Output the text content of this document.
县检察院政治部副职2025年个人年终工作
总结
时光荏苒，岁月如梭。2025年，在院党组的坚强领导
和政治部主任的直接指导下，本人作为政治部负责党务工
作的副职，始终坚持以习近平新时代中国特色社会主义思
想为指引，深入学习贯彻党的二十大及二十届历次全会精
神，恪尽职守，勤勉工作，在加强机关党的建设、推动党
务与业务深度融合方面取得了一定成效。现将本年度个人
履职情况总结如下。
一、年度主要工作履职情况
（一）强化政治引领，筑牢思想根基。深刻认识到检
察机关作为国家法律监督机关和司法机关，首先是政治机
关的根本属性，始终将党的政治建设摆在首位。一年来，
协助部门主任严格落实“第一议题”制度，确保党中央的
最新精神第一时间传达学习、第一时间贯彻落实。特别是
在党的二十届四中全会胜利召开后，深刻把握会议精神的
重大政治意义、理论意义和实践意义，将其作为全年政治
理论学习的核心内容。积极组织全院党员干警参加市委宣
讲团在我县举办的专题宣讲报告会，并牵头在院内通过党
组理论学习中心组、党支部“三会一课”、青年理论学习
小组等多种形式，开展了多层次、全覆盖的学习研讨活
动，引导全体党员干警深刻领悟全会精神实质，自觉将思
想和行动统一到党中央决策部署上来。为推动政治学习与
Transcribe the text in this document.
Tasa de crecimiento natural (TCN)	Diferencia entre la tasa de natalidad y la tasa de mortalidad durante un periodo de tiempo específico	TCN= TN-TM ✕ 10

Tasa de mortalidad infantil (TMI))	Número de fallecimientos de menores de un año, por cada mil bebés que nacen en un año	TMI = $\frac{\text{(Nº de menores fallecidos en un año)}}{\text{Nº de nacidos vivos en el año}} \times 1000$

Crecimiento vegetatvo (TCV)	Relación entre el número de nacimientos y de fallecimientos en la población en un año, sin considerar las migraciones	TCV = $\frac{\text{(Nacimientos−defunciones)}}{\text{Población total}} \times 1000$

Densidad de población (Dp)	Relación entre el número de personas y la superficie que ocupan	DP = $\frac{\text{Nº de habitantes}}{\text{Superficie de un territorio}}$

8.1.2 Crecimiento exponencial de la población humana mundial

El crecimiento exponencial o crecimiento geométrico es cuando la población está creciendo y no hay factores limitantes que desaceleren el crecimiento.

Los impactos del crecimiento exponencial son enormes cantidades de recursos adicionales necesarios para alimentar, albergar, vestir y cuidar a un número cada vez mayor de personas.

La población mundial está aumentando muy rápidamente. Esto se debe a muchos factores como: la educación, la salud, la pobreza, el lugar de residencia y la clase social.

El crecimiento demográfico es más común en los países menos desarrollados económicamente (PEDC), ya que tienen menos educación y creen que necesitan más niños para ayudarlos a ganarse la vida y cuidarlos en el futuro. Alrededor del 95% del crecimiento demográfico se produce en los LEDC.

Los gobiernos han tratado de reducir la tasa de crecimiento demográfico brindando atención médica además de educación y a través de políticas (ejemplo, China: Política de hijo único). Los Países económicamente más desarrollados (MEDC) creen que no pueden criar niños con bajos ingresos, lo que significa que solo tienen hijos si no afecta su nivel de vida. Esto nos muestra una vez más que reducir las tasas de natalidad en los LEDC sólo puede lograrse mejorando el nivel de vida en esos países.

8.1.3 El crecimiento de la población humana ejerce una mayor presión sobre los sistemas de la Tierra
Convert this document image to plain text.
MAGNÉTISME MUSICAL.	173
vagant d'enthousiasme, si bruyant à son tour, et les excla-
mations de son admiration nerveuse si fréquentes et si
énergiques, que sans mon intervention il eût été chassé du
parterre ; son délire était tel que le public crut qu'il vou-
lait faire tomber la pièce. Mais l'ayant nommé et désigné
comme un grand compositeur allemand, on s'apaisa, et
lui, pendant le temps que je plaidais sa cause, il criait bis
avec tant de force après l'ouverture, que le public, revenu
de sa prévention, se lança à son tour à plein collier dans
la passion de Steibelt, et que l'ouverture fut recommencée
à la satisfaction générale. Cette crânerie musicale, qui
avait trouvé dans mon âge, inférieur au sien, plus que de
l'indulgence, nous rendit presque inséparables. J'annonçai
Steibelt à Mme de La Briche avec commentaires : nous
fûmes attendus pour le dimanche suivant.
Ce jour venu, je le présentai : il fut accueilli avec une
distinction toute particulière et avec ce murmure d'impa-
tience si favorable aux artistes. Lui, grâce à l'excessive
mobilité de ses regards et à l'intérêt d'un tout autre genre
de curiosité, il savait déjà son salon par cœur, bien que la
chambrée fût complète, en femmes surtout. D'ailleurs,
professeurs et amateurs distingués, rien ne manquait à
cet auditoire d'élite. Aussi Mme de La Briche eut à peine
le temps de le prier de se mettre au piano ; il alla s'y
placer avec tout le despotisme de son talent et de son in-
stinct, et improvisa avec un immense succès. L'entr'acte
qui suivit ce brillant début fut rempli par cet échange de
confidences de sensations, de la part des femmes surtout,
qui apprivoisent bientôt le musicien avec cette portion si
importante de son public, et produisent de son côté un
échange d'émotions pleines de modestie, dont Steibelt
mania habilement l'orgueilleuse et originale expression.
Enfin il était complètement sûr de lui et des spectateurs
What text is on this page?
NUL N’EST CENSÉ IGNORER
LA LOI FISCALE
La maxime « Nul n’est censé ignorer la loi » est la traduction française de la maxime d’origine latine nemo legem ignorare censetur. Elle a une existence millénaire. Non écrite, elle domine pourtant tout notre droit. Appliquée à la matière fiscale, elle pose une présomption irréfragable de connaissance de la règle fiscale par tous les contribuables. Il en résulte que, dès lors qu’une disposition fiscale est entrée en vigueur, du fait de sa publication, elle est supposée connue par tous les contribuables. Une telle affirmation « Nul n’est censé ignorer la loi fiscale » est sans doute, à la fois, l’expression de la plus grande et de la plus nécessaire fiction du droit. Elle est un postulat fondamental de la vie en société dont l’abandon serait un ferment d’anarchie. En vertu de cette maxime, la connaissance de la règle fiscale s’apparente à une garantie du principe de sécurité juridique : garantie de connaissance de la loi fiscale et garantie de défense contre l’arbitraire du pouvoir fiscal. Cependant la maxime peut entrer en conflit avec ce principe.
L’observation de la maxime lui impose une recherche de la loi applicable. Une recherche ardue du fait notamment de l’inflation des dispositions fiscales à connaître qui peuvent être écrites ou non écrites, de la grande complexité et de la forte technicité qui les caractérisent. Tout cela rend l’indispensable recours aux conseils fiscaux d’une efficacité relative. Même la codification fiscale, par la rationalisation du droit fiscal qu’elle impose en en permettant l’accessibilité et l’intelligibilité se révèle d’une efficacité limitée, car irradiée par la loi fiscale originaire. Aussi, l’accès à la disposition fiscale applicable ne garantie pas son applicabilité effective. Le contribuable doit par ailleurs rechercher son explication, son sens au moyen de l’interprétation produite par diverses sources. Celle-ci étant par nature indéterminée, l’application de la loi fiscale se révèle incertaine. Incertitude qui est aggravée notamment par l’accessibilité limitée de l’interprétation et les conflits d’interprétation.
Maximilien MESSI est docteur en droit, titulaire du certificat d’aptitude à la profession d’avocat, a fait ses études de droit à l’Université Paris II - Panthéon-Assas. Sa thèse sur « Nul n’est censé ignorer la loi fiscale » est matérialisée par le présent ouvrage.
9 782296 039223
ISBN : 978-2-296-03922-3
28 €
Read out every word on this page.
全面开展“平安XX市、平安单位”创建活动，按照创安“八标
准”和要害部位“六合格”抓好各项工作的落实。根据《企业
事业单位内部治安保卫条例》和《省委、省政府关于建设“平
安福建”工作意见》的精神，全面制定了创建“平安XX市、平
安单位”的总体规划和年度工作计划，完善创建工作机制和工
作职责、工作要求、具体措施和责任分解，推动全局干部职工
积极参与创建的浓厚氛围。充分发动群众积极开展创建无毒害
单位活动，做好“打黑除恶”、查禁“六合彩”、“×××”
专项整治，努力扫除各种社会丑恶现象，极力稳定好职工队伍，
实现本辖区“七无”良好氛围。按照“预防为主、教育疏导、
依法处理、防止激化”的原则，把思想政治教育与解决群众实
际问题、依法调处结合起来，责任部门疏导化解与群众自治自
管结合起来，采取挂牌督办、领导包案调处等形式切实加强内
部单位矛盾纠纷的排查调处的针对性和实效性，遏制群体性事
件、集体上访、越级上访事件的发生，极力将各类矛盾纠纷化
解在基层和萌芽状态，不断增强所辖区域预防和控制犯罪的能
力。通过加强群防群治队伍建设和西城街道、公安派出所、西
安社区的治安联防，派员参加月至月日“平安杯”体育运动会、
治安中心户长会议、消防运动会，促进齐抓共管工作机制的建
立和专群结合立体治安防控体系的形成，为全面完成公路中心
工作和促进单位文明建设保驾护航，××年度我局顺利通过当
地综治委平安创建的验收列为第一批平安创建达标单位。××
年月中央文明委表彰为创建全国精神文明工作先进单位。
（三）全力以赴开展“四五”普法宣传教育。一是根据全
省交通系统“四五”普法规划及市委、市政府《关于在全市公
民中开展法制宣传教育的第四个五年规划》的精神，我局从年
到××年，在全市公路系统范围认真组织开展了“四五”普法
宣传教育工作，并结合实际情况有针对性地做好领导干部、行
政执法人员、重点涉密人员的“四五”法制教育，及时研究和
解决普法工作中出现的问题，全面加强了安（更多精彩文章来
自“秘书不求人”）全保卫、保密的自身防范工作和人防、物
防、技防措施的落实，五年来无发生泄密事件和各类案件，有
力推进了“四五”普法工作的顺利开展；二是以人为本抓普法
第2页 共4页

PROMPT >> Identify which lines contain the word "creen" and copy each one.

COMPLETE ANSWER >>
El crecimiento demográfico es más común en los países menos desarrollados económicamente (PEDC), ya que tienen menos educación y creen que necesitan más niños para ayudarlos a ganarse la vida y cuidarlos en el futuro. Alrededor del 95% del crecimiento demográfico se produce en los LEDC.
Los gobiernos han tratado de reducir la tasa de crecimiento demográfico brindando atención médica además de educación y a través de políticas (ejemplo, China: Política de hijo único). Los Países económicamente más desarrollados (MEDC) creen que no pueden criar niños con bajos ingresos, lo que significa que solo tienen hijos si no afecta su nivel de vida. Esto nos muestra una vez más que reducir las tasas de natalidad en los LEDC sólo puede lograrse mejorando el nivel de vida en esos países.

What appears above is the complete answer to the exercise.